Problem description —
Give the number of lines in the data that hold the word "this", and nothing else.

Dataset items:

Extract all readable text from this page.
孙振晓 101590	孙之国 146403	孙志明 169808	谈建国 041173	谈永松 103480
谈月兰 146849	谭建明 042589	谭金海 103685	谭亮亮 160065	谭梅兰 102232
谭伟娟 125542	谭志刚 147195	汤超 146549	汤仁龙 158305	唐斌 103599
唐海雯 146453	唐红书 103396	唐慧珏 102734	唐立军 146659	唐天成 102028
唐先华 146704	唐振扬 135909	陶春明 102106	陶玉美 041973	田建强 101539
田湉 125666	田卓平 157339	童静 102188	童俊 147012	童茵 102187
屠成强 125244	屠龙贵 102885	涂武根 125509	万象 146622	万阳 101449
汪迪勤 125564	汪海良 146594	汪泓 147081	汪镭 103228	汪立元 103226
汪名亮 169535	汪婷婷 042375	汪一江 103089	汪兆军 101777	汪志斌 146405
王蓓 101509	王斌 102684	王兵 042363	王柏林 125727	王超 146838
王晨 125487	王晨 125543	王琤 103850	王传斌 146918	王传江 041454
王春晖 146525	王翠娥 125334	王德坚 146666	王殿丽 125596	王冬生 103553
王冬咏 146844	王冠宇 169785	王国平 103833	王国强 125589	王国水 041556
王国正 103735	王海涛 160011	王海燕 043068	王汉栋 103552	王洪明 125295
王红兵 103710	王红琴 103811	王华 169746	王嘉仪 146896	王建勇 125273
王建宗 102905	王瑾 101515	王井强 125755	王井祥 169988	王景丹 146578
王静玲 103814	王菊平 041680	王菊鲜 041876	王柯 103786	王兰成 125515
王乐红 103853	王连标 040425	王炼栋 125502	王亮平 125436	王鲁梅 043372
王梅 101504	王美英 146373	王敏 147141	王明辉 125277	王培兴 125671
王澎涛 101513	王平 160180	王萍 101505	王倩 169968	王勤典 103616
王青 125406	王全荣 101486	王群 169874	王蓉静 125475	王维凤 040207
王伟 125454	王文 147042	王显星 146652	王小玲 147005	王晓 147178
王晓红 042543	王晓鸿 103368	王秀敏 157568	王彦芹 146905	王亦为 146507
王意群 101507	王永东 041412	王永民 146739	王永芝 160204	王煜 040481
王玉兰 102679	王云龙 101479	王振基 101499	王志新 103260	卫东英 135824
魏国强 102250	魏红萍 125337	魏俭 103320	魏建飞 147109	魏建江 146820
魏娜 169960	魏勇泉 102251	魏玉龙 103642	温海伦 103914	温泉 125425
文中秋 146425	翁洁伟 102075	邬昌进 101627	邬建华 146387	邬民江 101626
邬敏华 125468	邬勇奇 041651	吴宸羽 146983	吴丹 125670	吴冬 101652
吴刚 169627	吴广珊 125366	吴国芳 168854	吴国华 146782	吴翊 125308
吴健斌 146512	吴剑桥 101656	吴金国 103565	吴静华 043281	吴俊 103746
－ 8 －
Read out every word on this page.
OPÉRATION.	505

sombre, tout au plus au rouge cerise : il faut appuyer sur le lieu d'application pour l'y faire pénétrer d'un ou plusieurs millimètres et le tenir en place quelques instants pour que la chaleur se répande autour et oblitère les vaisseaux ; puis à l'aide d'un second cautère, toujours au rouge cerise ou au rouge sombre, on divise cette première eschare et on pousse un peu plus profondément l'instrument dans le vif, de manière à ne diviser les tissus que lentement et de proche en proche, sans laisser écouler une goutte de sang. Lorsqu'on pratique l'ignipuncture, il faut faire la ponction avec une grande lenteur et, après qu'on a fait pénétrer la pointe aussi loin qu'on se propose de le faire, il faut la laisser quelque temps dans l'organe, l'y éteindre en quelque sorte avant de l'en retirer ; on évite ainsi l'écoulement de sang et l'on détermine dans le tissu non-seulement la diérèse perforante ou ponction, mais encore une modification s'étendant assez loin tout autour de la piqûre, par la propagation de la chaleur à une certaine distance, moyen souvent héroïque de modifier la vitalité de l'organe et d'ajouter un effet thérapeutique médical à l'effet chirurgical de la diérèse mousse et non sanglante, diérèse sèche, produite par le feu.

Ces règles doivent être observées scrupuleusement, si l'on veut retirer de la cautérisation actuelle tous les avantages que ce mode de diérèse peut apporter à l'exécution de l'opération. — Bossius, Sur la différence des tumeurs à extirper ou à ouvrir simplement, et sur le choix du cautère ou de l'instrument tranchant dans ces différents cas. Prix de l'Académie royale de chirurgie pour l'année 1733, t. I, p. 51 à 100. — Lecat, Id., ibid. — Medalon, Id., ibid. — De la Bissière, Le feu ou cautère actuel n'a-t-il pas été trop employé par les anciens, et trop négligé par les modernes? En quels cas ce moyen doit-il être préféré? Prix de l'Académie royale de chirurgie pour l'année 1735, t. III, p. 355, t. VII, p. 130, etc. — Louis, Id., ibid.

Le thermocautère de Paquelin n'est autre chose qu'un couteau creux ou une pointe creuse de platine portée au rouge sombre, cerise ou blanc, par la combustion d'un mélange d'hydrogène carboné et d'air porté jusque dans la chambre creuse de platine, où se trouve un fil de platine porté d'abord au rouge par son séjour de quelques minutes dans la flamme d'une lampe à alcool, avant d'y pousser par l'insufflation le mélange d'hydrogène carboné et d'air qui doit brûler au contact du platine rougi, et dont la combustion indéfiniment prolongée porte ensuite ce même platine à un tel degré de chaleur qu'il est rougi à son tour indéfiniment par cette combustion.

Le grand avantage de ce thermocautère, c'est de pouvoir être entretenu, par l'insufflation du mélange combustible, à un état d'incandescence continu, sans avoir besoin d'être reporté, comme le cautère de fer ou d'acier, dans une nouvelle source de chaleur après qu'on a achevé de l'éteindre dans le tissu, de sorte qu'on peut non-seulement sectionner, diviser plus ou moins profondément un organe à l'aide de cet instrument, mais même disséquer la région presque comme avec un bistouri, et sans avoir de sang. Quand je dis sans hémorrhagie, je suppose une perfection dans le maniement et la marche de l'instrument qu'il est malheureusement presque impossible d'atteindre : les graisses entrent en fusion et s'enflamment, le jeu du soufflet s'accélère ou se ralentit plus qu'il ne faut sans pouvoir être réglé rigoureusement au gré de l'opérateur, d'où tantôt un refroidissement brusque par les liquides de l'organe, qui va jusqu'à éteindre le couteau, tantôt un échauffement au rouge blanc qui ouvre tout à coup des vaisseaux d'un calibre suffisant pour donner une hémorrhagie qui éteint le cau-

Task solution —
2